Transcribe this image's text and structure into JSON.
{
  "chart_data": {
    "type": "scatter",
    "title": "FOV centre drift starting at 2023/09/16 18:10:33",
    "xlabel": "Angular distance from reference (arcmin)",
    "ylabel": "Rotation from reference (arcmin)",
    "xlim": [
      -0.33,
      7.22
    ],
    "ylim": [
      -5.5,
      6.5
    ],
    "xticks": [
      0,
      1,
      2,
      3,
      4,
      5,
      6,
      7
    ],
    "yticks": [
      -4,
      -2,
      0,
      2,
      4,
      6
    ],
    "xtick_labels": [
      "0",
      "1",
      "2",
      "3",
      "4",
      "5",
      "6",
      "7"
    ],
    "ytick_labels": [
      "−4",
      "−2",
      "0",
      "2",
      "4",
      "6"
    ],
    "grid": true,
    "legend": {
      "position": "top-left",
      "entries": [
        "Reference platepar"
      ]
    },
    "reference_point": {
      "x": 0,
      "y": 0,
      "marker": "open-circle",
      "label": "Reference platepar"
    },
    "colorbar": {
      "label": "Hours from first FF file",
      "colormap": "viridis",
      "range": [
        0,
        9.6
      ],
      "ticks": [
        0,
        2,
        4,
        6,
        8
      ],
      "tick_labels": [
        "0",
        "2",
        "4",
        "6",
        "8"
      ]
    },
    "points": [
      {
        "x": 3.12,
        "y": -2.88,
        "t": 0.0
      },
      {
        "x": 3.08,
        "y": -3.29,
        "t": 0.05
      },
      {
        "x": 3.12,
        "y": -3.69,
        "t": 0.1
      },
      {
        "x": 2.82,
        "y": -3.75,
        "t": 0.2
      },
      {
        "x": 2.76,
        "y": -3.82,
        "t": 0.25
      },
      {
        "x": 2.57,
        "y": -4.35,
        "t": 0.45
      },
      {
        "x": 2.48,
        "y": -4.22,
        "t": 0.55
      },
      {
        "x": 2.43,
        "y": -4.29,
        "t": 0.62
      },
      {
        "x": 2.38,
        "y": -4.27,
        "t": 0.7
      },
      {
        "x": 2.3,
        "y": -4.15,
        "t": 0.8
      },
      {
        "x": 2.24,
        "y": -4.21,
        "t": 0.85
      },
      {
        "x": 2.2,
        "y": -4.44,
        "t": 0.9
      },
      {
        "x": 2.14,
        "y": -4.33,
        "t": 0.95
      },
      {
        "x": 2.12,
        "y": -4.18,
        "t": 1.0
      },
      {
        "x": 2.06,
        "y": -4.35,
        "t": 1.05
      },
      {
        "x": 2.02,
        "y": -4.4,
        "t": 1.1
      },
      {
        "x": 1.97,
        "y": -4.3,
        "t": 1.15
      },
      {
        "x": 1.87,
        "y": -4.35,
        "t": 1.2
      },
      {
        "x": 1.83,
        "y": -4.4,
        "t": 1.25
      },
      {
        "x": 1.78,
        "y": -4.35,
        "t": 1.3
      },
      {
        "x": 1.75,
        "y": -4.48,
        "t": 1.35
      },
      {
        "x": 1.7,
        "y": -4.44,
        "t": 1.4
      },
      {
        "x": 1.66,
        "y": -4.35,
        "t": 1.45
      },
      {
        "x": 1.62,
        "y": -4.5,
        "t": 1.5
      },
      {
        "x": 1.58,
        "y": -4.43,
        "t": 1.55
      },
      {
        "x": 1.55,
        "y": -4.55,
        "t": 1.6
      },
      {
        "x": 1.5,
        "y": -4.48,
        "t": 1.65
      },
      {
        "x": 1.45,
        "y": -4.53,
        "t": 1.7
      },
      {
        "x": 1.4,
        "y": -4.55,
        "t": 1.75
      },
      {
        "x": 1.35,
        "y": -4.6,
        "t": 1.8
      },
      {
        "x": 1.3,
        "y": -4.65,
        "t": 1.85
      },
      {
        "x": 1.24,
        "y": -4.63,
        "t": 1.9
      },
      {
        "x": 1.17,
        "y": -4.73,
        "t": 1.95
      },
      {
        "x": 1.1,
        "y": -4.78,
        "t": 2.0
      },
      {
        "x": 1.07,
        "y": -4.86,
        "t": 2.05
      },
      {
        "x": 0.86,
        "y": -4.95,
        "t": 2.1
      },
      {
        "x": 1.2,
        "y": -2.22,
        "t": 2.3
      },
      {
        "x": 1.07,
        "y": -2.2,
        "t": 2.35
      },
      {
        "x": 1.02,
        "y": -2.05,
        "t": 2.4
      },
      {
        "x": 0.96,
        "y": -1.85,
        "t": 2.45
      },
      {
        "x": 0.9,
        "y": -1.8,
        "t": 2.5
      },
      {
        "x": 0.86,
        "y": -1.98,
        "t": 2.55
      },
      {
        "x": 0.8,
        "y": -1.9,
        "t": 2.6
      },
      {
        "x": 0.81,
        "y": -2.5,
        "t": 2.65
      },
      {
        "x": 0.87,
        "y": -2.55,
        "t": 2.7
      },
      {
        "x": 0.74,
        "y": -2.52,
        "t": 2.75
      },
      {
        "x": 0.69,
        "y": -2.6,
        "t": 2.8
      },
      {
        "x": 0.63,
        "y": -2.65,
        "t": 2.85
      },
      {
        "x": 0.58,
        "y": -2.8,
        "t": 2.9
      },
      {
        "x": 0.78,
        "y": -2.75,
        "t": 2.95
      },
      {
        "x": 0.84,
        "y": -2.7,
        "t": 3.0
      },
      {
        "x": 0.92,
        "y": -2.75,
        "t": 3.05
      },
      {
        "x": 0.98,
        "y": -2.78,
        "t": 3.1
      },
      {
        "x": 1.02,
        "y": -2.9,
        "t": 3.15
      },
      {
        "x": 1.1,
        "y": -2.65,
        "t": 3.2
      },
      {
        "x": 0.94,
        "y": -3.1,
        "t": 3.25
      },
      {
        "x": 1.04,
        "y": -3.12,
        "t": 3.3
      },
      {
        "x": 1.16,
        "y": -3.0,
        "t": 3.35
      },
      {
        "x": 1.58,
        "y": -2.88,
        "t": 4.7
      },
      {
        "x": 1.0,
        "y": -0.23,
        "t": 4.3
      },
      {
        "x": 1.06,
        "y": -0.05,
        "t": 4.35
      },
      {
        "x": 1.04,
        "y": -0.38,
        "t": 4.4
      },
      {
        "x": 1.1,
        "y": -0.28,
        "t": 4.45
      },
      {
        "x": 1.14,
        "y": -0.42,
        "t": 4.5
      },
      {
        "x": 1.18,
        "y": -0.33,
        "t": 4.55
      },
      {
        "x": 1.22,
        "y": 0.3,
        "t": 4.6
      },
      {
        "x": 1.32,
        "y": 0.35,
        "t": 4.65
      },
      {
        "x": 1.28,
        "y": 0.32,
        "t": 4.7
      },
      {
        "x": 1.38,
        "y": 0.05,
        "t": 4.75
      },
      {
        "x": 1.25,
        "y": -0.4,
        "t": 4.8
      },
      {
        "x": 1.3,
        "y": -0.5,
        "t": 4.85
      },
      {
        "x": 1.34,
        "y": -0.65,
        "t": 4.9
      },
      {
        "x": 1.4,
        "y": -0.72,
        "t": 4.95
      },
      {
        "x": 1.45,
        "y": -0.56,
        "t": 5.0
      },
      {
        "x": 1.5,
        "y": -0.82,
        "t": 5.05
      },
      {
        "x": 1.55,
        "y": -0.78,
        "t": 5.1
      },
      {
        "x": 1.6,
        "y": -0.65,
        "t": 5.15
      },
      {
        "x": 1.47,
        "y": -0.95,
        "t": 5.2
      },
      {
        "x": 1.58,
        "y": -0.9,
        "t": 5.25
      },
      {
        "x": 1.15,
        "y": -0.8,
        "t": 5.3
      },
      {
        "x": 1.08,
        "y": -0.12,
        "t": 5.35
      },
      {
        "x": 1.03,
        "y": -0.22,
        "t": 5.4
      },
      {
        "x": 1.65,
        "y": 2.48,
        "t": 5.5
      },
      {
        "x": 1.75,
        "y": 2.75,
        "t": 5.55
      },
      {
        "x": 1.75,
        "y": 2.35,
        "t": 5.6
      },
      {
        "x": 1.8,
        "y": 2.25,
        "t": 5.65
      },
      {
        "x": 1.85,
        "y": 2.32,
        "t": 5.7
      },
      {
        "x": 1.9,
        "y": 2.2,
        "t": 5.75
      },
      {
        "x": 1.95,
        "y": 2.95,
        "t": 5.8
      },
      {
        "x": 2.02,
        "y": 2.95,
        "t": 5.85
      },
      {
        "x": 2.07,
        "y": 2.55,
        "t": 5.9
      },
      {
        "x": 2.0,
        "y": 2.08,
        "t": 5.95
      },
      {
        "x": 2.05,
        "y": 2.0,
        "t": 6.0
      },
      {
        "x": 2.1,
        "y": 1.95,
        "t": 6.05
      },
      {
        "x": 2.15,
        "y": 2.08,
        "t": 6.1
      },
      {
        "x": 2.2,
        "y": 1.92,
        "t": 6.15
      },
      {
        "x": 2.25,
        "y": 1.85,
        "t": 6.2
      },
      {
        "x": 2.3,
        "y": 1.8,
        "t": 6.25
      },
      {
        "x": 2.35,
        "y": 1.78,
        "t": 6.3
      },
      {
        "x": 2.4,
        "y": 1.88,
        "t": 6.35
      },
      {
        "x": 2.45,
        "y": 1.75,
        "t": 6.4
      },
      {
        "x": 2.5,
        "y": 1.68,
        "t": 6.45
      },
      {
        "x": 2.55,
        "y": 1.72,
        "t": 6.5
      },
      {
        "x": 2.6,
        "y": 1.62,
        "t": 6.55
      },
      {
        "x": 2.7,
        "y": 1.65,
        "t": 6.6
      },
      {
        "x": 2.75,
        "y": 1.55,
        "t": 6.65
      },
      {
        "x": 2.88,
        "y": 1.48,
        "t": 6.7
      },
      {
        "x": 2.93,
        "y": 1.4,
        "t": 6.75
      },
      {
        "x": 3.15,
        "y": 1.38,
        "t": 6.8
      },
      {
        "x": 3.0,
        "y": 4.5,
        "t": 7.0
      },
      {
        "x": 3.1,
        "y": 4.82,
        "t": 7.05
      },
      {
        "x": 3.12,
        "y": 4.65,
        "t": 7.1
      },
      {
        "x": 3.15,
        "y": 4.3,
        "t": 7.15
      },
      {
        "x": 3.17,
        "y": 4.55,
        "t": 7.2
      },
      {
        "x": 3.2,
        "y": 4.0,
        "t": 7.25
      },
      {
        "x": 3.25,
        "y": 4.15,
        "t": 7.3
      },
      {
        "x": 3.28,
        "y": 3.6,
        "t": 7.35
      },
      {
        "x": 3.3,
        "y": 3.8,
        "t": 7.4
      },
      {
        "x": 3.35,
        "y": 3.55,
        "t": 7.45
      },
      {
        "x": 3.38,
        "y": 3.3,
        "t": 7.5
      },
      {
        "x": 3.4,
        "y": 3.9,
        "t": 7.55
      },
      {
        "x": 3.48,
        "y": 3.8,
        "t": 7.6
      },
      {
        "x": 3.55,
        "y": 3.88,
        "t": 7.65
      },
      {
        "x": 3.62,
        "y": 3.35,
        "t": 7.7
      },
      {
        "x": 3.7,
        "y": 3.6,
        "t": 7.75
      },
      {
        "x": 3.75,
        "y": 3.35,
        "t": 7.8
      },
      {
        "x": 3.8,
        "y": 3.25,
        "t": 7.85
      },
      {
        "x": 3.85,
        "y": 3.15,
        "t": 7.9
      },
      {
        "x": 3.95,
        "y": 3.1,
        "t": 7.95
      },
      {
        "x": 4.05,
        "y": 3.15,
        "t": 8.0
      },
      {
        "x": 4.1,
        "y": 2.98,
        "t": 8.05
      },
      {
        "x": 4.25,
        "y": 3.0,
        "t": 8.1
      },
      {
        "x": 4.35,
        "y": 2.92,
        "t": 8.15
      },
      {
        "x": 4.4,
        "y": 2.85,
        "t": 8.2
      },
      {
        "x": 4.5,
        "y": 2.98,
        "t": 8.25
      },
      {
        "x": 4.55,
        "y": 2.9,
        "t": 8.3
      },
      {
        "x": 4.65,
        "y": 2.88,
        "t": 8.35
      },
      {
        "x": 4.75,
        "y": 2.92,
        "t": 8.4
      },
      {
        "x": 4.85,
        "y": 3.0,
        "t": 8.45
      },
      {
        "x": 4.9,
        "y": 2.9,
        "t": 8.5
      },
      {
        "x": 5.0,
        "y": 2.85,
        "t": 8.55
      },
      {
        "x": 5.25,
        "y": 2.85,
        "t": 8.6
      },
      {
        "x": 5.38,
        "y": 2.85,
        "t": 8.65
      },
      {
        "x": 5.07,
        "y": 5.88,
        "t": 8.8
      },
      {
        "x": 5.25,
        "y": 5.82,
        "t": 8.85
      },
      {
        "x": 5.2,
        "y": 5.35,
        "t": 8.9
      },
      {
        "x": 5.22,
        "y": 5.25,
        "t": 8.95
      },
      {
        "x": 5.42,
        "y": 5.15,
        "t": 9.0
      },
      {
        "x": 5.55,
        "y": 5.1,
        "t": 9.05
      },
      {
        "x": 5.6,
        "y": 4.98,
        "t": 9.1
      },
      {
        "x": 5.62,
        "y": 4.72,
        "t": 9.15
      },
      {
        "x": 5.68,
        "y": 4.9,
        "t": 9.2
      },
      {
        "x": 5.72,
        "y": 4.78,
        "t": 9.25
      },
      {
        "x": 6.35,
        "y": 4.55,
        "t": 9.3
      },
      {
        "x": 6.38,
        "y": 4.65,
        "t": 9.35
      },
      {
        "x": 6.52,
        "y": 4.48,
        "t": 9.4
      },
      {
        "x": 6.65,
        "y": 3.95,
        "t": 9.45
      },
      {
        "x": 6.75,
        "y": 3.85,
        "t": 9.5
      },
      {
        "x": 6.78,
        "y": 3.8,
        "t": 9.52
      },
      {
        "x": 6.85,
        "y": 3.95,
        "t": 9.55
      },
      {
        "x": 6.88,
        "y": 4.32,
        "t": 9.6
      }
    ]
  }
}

=====

Your objective:
Copy each line from the data above that includes "arcmin".

Task response:
    "xlabel": "Angular distance from reference (arcmin)",
    "ylabel": "Rotation from reference (arcmin)",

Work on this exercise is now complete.